▶ TASK STATEMENT
Could every line of the data be printed exactly as it reads?

▶ INFORMATION SHOWN
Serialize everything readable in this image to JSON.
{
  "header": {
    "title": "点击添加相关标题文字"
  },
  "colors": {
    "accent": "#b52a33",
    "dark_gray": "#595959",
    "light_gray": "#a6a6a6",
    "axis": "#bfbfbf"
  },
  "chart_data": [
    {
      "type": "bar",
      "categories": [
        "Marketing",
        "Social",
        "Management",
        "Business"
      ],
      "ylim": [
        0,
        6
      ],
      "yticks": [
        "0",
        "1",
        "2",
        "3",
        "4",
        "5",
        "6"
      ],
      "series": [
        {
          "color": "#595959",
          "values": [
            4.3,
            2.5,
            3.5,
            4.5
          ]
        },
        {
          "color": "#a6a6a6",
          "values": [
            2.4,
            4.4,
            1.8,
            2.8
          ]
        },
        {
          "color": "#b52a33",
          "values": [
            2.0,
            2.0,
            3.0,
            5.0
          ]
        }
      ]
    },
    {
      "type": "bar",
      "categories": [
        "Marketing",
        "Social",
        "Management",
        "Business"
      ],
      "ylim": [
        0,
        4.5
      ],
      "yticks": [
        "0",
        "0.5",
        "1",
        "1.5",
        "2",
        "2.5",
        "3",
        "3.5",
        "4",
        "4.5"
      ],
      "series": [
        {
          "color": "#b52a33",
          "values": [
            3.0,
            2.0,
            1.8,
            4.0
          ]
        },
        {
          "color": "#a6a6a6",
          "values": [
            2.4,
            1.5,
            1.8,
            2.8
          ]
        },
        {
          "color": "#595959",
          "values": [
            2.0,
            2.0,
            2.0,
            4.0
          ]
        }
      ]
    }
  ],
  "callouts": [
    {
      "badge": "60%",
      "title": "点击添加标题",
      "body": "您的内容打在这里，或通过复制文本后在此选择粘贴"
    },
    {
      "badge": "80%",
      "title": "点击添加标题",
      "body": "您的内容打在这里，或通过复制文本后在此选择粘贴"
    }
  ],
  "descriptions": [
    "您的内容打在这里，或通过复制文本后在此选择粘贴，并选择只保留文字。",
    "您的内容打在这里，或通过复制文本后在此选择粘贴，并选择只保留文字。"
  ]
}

▶ THE COMPLETED TASK
Serialize everything readable in this image to JSON.
{
  "header": {
    "title": "点击添加相关标题文字"
  },
  "colors": {
    "accent": "#b52a33",
    "dark_gray": "#595959",
    "light_gray": "#a6a6a6",
    "axis": "#bfbfbf"
  },
  "chart_data": [
    {
      "type": "bar",
      "categories": [
        "Marketing",
        "Social",
        "Management",
        "Business"
      ],
      "ylim": [
        0,
        6
      ],
      "yticks": [
        "0",
        "1",
        "2",
        "3",
        "4",
        "5",
        "6"
      ],
      "series": [
        {
          "color": "#595959",
          "values": [
            4.3,
            2.5,
            3.5,
            4.5
          ]
        },
        {
          "color": "#a6a6a6",
          "values": [
            2.4,
            4.4,
            1.8,
            2.8
          ]
        },
        {
          "color": "#b52a33",
          "values": [
            2.0,
            2.0,
            3.0,
            5.0
          ]
        }
      ]
    },
    {
      "type": "bar",
      "categories": [
        "Marketing",
        "Social",
        "Management",
        "Business"
      ],
      "ylim": [
        0,
        4.5
      ],
      "yticks": [
        "0",
        "0.5",
        "1",
        "1.5",
        "2",
        "2.5",
        "3",
        "3.5",
        "4",
        "4.5"
      ],
      "series": [
        {
          "color": "#b52a33",
          "values": [
            3.0,
            2.0,
            1.8,
            4.0
          ]
        },
        {
          "color": "#a6a6a6",
          "values": [
            2.4,
            1.5,
            1.8,
            2.8
          ]
        },
        {
          "color": "#595959",
          "values": [
            2.0,
            2.0,
            2.0,
            4.0
          ]
        }
      ]
    }
  ],
  "callouts": [
    {
      "badge": "60%",
      "title": "点击添加标题",
      "body": "您的内容打在这里，或通过复制文本后在此选择粘贴"
    },
    {
      "badge": "80%",
      "title": "点击添加标题",
      "body": "您的内容打在这里，或通过复制文本后在此选择粘贴"
    }
  ],
  "descriptions": [
    "您的内容打在这里，或通过复制文本后在此选择粘贴，并选择只保留文字。",
    "您的内容打在这里，或通过复制文本后在此选择粘贴，并选择只保留文字。"
  ]
}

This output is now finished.